— Begin EXTRACTED DATA —

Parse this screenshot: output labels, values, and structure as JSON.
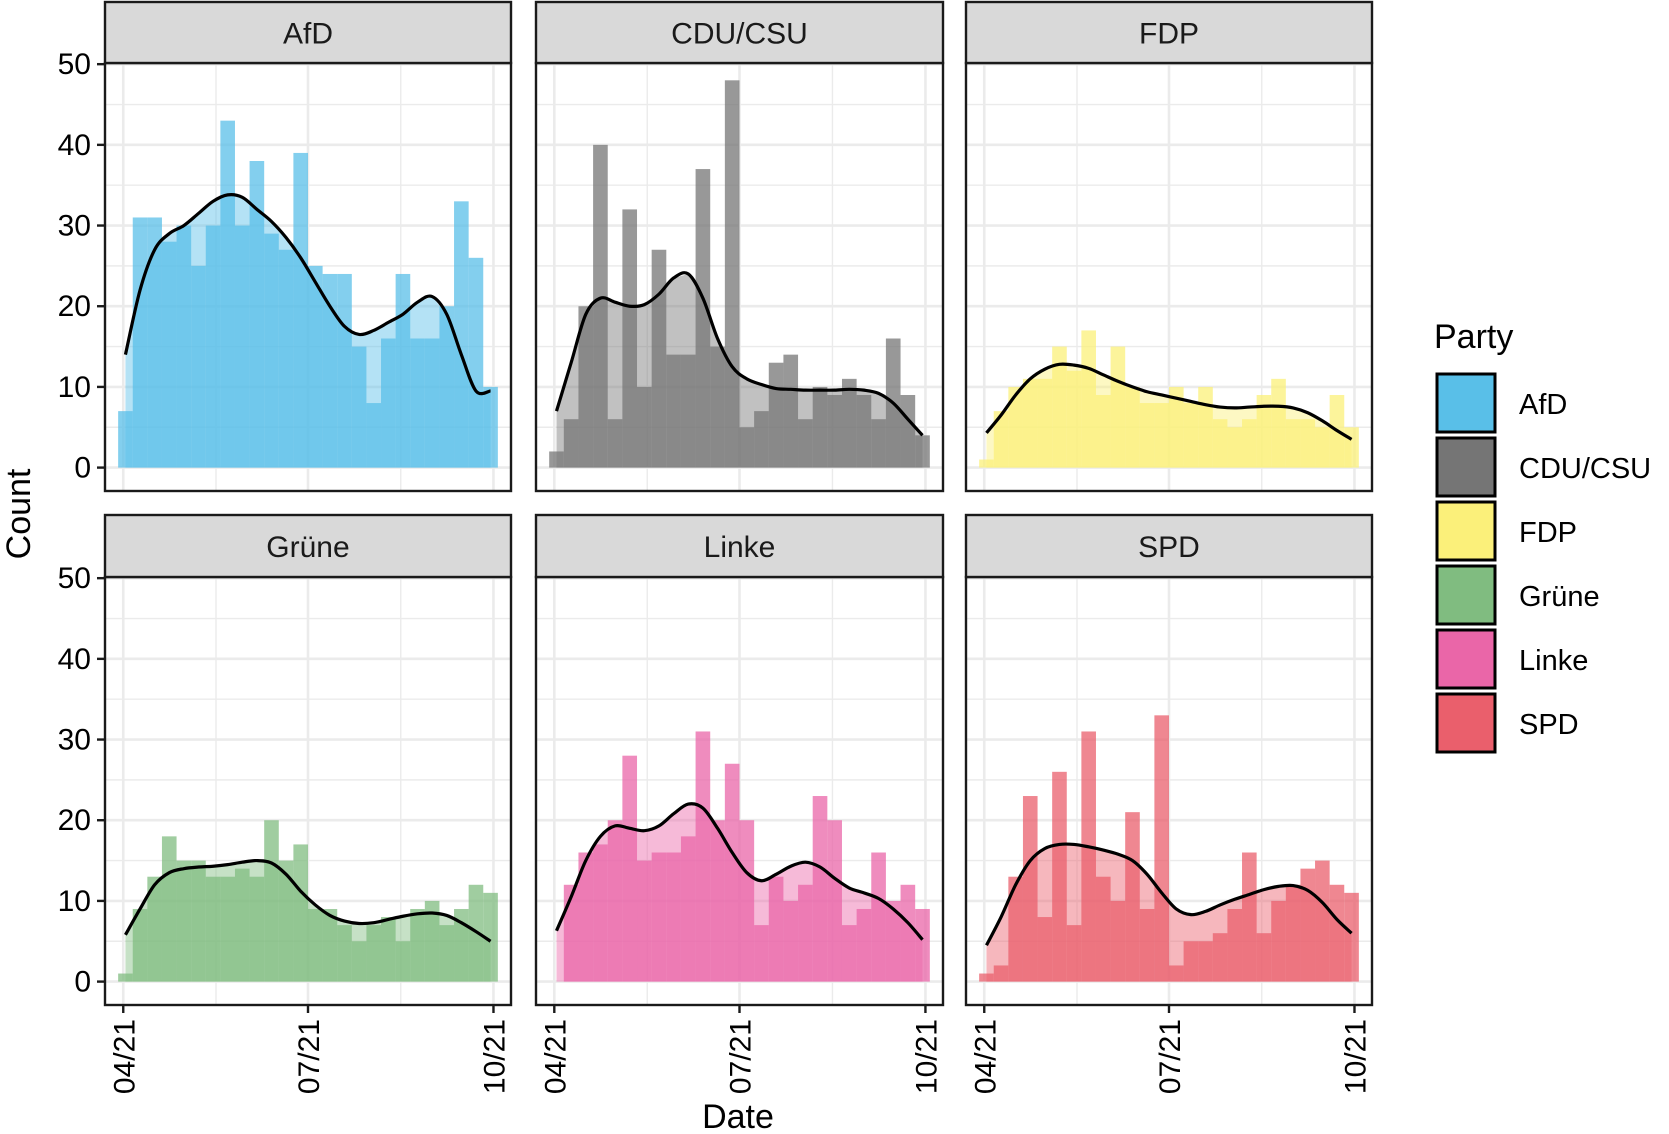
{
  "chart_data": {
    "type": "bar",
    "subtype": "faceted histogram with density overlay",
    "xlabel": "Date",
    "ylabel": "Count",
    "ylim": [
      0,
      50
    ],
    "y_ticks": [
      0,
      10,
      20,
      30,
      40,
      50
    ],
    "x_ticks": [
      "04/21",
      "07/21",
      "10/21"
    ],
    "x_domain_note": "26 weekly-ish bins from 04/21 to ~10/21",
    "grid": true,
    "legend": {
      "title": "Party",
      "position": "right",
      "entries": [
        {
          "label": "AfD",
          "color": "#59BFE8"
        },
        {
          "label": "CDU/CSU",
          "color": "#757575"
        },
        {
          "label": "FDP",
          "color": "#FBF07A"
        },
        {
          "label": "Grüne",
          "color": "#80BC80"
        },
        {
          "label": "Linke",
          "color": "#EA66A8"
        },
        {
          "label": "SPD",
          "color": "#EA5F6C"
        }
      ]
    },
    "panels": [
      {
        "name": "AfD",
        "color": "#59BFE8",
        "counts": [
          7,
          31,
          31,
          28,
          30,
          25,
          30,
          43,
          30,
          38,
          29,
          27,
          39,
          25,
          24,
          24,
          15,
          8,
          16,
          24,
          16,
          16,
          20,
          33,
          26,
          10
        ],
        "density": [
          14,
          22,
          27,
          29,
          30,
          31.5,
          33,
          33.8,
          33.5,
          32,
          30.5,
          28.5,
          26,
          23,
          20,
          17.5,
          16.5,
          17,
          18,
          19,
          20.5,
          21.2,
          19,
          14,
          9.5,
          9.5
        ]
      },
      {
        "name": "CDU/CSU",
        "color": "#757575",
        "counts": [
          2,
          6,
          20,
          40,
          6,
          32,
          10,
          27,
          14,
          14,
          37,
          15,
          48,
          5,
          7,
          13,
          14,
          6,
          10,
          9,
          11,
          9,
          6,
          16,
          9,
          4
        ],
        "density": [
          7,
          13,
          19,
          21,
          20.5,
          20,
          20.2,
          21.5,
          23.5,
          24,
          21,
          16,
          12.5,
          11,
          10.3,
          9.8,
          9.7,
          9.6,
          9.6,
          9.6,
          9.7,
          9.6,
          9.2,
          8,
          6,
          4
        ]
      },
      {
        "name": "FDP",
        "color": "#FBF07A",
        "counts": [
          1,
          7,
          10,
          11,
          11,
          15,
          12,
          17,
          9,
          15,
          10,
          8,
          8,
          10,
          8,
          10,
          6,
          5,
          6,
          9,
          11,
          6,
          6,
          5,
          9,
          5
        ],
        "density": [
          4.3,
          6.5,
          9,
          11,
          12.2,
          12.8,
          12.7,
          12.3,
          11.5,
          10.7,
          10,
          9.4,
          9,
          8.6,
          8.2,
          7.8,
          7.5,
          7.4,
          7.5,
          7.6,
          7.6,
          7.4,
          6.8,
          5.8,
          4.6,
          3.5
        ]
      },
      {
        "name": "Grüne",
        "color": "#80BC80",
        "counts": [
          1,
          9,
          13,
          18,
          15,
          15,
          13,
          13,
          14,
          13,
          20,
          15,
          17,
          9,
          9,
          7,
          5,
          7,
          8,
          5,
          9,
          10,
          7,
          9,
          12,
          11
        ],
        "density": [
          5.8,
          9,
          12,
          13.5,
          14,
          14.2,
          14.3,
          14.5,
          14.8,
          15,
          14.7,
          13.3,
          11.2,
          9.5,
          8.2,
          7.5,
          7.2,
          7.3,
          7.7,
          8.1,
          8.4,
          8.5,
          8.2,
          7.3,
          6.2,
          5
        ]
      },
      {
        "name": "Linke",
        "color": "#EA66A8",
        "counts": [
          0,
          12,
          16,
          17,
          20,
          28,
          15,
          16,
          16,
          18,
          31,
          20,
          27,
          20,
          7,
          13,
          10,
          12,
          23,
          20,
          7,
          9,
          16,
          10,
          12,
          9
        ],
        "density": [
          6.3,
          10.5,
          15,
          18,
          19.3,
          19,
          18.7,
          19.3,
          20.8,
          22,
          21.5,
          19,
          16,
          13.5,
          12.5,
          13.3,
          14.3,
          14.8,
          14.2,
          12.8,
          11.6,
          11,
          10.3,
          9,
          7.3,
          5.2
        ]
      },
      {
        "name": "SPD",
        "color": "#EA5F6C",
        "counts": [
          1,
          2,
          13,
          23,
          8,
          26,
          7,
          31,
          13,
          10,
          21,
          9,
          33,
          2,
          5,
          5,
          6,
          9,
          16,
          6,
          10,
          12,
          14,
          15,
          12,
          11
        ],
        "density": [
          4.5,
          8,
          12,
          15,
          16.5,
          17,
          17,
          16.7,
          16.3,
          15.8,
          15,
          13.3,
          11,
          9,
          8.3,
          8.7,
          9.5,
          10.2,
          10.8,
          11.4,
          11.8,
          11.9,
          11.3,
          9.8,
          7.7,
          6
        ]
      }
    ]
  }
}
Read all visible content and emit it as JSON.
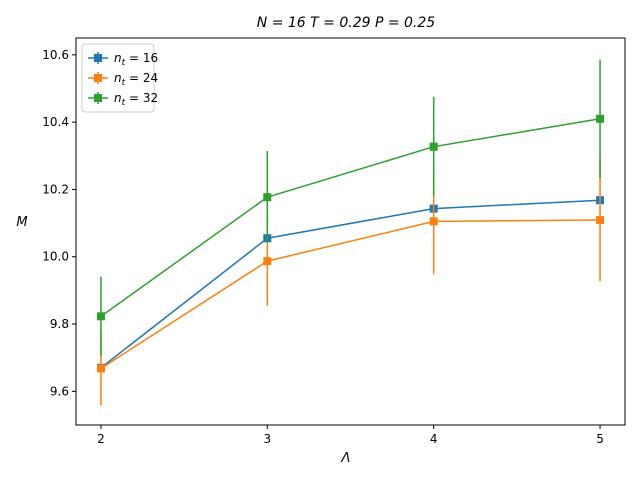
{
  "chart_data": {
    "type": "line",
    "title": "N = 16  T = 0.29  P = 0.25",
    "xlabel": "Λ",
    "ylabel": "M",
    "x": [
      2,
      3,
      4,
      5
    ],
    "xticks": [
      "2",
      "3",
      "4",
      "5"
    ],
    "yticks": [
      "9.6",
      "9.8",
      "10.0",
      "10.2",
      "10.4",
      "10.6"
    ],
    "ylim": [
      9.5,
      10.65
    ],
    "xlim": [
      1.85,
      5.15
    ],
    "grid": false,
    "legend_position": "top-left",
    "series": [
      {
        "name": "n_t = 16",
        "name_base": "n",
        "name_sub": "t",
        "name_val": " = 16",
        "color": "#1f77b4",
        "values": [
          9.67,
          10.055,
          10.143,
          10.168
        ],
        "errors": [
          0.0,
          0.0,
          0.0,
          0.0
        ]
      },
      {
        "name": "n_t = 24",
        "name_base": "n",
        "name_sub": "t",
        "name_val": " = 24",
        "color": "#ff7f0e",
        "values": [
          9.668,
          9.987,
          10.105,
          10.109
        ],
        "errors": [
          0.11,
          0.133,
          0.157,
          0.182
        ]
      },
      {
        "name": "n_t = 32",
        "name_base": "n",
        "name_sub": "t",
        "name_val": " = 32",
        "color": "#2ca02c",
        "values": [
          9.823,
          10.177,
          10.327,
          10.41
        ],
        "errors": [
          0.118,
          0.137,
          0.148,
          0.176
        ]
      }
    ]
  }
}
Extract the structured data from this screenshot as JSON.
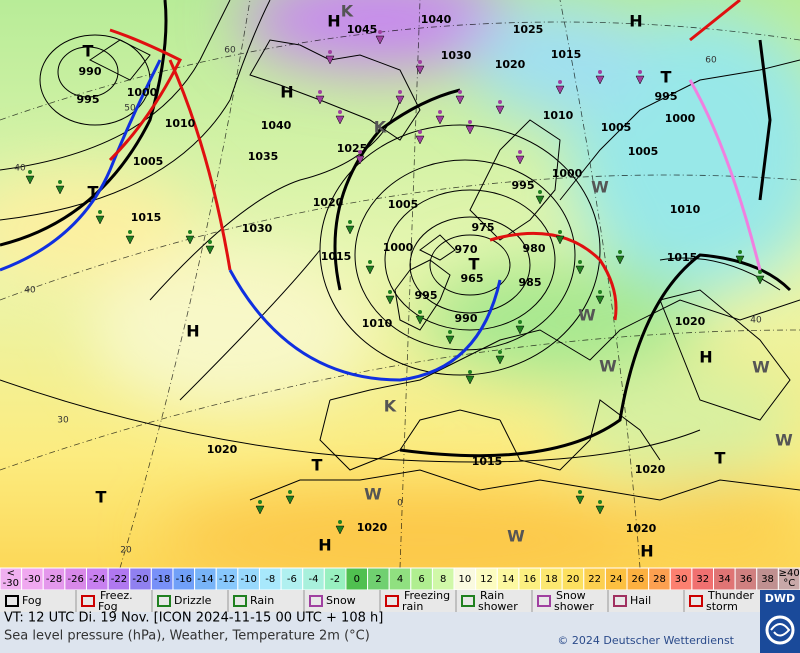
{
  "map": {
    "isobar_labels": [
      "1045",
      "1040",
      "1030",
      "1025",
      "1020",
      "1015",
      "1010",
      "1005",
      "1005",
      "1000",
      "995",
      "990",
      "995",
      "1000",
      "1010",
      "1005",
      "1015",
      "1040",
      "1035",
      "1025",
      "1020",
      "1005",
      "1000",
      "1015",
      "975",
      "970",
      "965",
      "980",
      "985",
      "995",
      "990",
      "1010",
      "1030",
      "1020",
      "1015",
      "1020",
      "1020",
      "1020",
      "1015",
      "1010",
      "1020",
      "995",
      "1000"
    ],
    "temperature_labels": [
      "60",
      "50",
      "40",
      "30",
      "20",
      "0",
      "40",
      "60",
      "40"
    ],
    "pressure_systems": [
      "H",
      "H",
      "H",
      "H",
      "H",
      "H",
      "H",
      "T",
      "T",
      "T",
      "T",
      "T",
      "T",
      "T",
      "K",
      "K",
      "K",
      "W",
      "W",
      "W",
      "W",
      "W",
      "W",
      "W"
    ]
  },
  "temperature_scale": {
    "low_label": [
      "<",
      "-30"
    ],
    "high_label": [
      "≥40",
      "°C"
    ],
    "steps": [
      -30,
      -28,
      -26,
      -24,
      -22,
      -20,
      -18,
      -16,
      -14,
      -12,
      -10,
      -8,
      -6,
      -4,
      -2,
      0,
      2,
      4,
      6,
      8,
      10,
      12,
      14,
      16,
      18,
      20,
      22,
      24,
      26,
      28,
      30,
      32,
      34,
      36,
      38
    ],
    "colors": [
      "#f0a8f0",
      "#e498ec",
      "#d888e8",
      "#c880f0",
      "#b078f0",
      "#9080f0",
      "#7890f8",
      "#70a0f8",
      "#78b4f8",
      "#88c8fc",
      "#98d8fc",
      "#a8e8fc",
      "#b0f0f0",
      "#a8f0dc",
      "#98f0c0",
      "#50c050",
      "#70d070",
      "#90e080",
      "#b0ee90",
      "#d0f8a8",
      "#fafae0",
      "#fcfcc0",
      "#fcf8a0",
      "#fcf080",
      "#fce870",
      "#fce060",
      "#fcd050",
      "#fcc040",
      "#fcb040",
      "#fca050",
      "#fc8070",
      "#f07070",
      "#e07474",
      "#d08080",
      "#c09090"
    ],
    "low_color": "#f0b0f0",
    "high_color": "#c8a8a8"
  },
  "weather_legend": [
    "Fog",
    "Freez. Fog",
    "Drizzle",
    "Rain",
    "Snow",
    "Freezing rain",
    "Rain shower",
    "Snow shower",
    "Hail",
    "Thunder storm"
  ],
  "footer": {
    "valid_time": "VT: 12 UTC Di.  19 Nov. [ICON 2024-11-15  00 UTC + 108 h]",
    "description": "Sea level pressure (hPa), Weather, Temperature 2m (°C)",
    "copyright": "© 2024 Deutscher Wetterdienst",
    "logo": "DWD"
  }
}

— End EXTRACTED DATA —

**PROBLEM REQUIREMENTS:** Pull out every line of the entries that includes the word "screenshot".

**FINAL ANSWER:**
Parse this screenshot: output labels, values, and structure as JSON.
Extract the structured data from this screenshot as JSON.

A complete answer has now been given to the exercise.